*** Opening of Text block ***

The microbiome and pathogen diagnostics

Our gut and body is colonized by hundreds of microbial species that have important immune modulating functions in health and disease. The composition of the intestinal micro biome has been associated with autoimmune disorders such as rheumatoid arthritis and diabetes, obesity, transplantation, resistance to systemic cancer therapy and the efficacy of immunotherapies. Many antibiotics destroy intestinal microbial communities and increase the susceptibility to deadly pathogens. Furthermore the incriminate use of antibiotics and escalating resistance increases morbidity, mortality, and healthcare costs. While sequencing of bacterial genomes and 16sRNA has enabled modern microbiome research, it is less practical in routine clinical settings where diagnostic results are required in hours. We thus need advanced diagnostics to enable rapid, sensitive, specific, culture-independent species identification of key hospital-associated pathogens. Such advanced diagnostics would i) allow clinicians to quickly determine the most effective treatment for infected individuals, ii) support antimicrobial stewardship by reducing the empiric use of broad-spectrum antimicrobials, and iii) facilitate enrolling target populations in pivotal efficacy trials of new antibiotics, thereby reducing the size and cost of antibacterial clinical trials. We have developed advanced bacterial profiling technologies capable of single bacterial detection sensitivities, genomic phenotyping and measurements of drug resistance genes. We continue to apply them to important clinical and biological questions. We anticipate this new diagnostic technology will enable rapid, culture-independent detection of high-priority antimicrobial-resistant Gram-negative bacterial pathogens and thus address the epidemic of healthcare-associated infections. Some of our technologies have also been commercialized and are FDA approved (T2Biosystems:

  • Chung HJ, Castro CM, Im H, Lee H, Weissleder R. A magneto-DNA nanoparticle system for rapid detection and phenotyping of bacteria. Nature Nanotechnol. 2013;8(5):369-75 – PMID: 23644570 – PMCID: PMC3711657
  • Liong M, Hoang AN, Chung J, Gural N, Ford CB, Min C, Shah RR, Ahmad R, Fernandez-Suarez M, Fortune SM, Toner M, Lee H*, Weissleder R* Magnetic barcode assay for genetic detection of pathogens. Nat Commun. 2013;4:1752 – PMID: 23612293 – PMCID: PMC3635151

Nanoscale materials and devices hold great promise for advanced diagnostics, sensors, targeted drug delivery, smart drugs, screening and novel cellular therapies. The Nanotechnology Program at CSB develops, optimizes and validates creative approaches to diagnosis and treatment of human disorders. The Nanotechnology Program at CSB is funded through two NIH designated Centers of Excellence:

  • Translation Program of Excellence in Nanotechnology (TPEN; HHSN268201000044C) funded through the National Heart Lung and Blood Institute (NHLBI).
  • Center of Cancer Nanotechnology Excellence (CCNE; U54-CA119349) funded through the National Cancer Institute (NCI)

Both programs are multidisciplinary and interinstitutional involving investigators from MIT, Harvard University, Harvard Medical School, Harvard affiliated teaching hospitals and the Broad Institute.

*** Close of Text block ***

To do:
1) Please repeat everything in the microbiome text from "Nanoscale materials and" down to "Blood Institute (NHLBI).", word for word.
2) Name each institution that the microbiome text says investigators in both programs come from.

*** Opening of Data supplied ***

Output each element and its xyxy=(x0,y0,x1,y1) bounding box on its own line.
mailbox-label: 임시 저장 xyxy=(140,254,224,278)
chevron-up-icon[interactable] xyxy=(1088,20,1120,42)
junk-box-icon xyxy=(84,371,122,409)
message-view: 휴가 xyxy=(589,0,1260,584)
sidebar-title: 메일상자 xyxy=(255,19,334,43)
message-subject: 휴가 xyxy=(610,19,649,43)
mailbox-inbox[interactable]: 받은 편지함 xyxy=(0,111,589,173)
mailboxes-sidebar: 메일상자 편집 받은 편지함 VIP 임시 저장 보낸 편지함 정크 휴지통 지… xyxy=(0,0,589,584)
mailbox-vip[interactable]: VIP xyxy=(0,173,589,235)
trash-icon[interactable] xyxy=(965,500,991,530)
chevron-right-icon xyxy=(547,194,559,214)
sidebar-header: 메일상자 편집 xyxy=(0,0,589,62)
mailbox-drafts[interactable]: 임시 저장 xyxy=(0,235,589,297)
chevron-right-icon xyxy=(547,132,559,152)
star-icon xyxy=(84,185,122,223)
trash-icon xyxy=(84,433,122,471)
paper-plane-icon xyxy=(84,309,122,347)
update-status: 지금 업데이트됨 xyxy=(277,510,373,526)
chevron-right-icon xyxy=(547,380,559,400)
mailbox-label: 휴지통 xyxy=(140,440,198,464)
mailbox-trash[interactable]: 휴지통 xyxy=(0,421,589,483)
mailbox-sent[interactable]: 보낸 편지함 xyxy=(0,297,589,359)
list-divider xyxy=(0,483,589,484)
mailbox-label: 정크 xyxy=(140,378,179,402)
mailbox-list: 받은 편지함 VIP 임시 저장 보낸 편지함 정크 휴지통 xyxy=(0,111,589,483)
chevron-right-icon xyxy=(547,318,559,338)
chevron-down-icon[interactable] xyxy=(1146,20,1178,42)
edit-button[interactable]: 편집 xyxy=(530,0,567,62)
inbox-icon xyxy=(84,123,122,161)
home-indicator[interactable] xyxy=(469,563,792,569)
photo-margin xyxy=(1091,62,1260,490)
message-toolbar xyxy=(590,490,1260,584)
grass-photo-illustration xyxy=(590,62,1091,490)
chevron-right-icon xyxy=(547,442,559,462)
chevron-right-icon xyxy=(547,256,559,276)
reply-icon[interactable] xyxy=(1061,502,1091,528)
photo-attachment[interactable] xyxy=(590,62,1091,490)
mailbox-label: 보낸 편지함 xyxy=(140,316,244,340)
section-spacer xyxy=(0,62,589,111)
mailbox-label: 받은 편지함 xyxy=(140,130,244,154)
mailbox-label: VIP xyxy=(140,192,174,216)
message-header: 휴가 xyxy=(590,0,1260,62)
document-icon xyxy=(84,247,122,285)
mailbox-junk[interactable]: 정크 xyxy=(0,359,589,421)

*** Close of Data supplied ***

Solutions to the problems:
1)
Nanoscale materials and devices hold great promise for advanced diagnostics, sensors, targeted drug delivery, smart drugs, screening and novel cellular therapies. The Nanotechnology Program at CSB develops, optimizes and validates creative approaches to diagnosis and treatment of human disorders. The Nanotechnology Program at CSB is funded through two NIH designated Centers of Excellence:

  • Translation Program of Excellence in Nanotechnology (TPEN; HHSN268201000044C) funded through the National Heart Lung and Blood Institute (NHLBI).

2)
MIT
Harvard University
Harvard Medical School
Harvard affiliated teaching hospitals
the Broad Institute